Extracted data entries
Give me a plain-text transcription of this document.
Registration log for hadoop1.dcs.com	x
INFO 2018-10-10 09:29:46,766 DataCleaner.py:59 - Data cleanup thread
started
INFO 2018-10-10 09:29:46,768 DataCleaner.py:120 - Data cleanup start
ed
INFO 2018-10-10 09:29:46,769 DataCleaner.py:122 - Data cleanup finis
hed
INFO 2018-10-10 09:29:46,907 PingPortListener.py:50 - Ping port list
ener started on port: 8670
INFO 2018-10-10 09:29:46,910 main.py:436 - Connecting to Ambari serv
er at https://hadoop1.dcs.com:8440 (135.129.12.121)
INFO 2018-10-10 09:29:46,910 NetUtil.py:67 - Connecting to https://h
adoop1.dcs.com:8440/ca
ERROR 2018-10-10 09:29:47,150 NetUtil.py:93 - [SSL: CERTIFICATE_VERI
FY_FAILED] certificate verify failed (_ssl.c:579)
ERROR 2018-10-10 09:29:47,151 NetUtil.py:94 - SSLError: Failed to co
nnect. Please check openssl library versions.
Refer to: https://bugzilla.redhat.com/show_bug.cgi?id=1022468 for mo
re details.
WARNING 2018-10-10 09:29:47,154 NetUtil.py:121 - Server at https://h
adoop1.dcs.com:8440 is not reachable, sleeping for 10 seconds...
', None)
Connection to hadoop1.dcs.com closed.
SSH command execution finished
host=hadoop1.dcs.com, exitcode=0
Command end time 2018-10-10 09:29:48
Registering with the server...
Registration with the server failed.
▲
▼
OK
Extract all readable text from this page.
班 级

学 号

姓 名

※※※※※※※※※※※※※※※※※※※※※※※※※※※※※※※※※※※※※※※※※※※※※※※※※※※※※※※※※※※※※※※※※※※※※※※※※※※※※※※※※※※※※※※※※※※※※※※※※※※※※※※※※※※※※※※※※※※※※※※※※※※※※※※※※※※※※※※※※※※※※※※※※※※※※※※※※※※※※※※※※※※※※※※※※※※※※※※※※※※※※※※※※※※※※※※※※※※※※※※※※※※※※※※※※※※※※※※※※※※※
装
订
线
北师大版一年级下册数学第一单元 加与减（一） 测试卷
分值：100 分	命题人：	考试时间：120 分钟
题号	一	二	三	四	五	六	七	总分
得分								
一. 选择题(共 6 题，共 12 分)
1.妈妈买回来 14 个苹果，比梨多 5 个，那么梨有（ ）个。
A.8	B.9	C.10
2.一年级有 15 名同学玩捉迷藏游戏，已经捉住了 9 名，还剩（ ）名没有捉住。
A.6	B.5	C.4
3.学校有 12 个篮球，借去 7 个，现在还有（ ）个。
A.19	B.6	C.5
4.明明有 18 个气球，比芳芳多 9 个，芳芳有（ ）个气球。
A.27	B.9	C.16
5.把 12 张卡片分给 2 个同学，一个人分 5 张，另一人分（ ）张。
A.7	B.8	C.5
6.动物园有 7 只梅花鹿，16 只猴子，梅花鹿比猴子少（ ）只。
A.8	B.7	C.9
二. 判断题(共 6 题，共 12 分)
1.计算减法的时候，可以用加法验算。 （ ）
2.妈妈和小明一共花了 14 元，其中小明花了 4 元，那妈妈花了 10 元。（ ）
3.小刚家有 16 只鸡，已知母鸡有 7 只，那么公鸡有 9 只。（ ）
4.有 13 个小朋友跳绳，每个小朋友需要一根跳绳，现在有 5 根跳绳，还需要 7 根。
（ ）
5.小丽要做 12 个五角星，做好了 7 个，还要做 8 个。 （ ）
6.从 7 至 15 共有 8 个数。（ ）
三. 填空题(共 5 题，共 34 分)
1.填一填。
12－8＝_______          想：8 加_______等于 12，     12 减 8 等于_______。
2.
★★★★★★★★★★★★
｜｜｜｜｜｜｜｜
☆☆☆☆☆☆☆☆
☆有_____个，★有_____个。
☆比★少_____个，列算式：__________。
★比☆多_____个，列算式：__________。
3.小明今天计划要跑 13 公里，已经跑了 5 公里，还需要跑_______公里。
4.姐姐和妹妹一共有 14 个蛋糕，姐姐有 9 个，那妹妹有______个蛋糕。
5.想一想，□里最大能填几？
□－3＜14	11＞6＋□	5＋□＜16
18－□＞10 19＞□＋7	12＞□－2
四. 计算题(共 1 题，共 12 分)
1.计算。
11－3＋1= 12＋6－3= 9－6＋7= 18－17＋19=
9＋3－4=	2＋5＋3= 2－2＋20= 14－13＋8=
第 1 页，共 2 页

* Problem *
For each line of the entries that includes "NetUtil", show that line.

* The reply *
INFO 2018-10-10 09:29:46,910 NetUtil.py:67 - Connecting to https://h
ERROR 2018-10-10 09:29:47,150 NetUtil.py:93 - [SSL: CERTIFICATE_VERI
ERROR 2018-10-10 09:29:47,151 NetUtil.py:94 - SSLError: Failed to co
WARNING 2018-10-10 09:29:47,154 NetUtil.py:121 - Server at https://h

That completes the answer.